## Exercise description
Repeat the material exactly, leaving nothing out.
** START Supplied material **
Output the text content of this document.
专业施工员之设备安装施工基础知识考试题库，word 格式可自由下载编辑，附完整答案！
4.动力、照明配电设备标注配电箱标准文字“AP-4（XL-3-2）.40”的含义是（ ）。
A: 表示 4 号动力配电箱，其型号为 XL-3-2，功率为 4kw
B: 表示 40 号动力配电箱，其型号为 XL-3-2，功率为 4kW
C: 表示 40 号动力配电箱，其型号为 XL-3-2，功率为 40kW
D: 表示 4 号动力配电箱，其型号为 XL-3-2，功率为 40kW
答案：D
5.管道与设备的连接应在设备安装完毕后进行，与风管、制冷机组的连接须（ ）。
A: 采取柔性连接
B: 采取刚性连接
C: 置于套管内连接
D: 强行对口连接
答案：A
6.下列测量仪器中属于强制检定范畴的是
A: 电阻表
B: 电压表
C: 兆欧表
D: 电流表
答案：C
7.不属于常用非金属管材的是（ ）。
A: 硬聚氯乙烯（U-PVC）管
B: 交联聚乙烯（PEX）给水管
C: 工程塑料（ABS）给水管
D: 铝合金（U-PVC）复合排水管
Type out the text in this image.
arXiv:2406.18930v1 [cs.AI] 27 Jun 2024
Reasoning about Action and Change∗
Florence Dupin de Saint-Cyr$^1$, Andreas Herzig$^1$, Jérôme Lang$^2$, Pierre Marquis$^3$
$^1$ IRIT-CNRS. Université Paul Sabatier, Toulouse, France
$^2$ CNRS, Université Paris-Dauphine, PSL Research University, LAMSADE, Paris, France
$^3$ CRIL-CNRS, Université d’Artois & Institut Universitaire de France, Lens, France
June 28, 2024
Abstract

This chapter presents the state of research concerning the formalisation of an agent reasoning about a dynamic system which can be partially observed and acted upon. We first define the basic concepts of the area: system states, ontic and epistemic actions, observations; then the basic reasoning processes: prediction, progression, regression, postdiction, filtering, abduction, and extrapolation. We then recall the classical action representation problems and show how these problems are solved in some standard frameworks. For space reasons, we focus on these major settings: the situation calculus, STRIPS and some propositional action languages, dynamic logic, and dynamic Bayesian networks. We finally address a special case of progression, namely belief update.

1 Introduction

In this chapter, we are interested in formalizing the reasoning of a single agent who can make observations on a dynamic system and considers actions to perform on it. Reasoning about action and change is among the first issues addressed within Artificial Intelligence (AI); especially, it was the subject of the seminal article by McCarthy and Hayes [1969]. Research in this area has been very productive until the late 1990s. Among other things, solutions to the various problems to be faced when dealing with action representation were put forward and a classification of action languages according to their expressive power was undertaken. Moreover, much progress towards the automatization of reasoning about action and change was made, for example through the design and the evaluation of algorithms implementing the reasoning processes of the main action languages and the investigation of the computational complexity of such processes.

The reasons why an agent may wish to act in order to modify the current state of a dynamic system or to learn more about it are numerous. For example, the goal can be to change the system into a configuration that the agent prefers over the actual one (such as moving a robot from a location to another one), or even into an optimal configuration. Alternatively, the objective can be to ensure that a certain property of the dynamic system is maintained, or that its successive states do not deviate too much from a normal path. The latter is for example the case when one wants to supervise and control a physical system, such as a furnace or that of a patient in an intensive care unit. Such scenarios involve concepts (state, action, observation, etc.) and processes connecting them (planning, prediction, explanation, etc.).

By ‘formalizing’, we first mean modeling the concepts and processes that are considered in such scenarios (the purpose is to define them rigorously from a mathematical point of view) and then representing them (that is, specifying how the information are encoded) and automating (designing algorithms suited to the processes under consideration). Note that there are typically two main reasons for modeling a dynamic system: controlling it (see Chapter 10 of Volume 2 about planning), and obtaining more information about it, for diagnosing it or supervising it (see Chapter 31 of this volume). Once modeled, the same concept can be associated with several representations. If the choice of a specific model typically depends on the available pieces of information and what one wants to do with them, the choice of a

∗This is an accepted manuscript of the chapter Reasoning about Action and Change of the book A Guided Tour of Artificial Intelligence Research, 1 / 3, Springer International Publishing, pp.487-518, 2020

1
** END Supplied material **
## Task result
Output the text content of this document.
专业施工员之设备安装施工基础知识考试题库，word 格式可自由下载编辑，附完整答案！
4.动力、照明配电设备标注配电箱标准文字“AP-4（XL-3-2）.40”的含义是（ ）。
A: 表示 4 号动力配电箱，其型号为 XL-3-2，功率为 4kw
B: 表示 40 号动力配电箱，其型号为 XL-3-2，功率为 4kW
C: 表示 40 号动力配电箱，其型号为 XL-3-2，功率为 40kW
D: 表示 4 号动力配电箱，其型号为 XL-3-2，功率为 40kW
答案：D
5.管道与设备的连接应在设备安装完毕后进行，与风管、制冷机组的连接须（ ）。
A: 采取柔性连接
B: 采取刚性连接
C: 置于套管内连接
D: 强行对口连接
答案：A
6.下列测量仪器中属于强制检定范畴的是
A: 电阻表
B: 电压表
C: 兆欧表
D: 电流表
答案：C
7.不属于常用非金属管材的是（ ）。
A: 硬聚氯乙烯（U-PVC）管
B: 交联聚乙烯（PEX）给水管
C: 工程塑料（ABS）给水管
D: 铝合金（U-PVC）复合排水管
Type out the text in this image.
arXiv:2406.18930v1 [cs.AI] 27 Jun 2024
Reasoning about Action and Change∗
Florence Dupin de Saint-Cyr$^1$, Andreas Herzig$^1$, Jérôme Lang$^2$, Pierre Marquis$^3$
$^1$ IRIT-CNRS. Université Paul Sabatier, Toulouse, France
$^2$ CNRS, Université Paris-Dauphine, PSL Research University, LAMSADE, Paris, France
$^3$ CRIL-CNRS, Université d’Artois & Institut Universitaire de France, Lens, France
June 28, 2024
Abstract

This chapter presents the state of research concerning the formalisation of an agent reasoning about a dynamic system which can be partially observed and acted upon. We first define the basic concepts of the area: system states, ontic and epistemic actions, observations; then the basic reasoning processes: prediction, progression, regression, postdiction, filtering, abduction, and extrapolation. We then recall the classical action representation problems and show how these problems are solved in some standard frameworks. For space reasons, we focus on these major settings: the situation calculus, STRIPS and some propositional action languages, dynamic logic, and dynamic Bayesian networks. We finally address a special case of progression, namely belief update.

1 Introduction

In this chapter, we are interested in formalizing the reasoning of a single agent who can make observations on a dynamic system and considers actions to perform on it. Reasoning about action and change is among the first issues addressed within Artificial Intelligence (AI); especially, it was the subject of the seminal article by McCarthy and Hayes [1969]. Research in this area has been very productive until the late 1990s. Among other things, solutions to the various problems to be faced when dealing with action representation were put forward and a classification of action languages according to their expressive power was undertaken. Moreover, much progress towards the automatization of reasoning about action and change was made, for example through the design and the evaluation of algorithms implementing the reasoning processes of the main action languages and the investigation of the computational complexity of such processes.

The reasons why an agent may wish to act in order to modify the current state of a dynamic system or to learn more about it are numerous. For example, the goal can be to change the system into a configuration that the agent prefers over the actual one (such as moving a robot from a location to another one), or even into an optimal configuration. Alternatively, the objective can be to ensure that a certain property of the dynamic system is maintained, or that its successive states do not deviate too much from a normal path. The latter is for example the case when one wants to supervise and control a physical system, such as a furnace or that of a patient in an intensive care unit. Such scenarios involve concepts (state, action, observation, etc.) and processes connecting them (planning, prediction, explanation, etc.).

By ‘formalizing’, we first mean modeling the concepts and processes that are considered in such scenarios (the purpose is to define them rigorously from a mathematical point of view) and then representing them (that is, specifying how the information are encoded) and automating (designing algorithms suited to the processes under consideration). Note that there are typically two main reasons for modeling a dynamic system: controlling it (see Chapter 10 of Volume 2 about planning), and obtaining more information about it, for diagnosing it or supervising it (see Chapter 31 of this volume). Once modeled, the same concept can be associated with several representations. If the choice of a specific model typically depends on the available pieces of information and what one wants to do with them, the choice of a

∗This is an accepted manuscript of the chapter Reasoning about Action and Change of the book A Guided Tour of Artificial Intelligence Research, 1 / 3, Springer International Publishing, pp.487-518, 2020

1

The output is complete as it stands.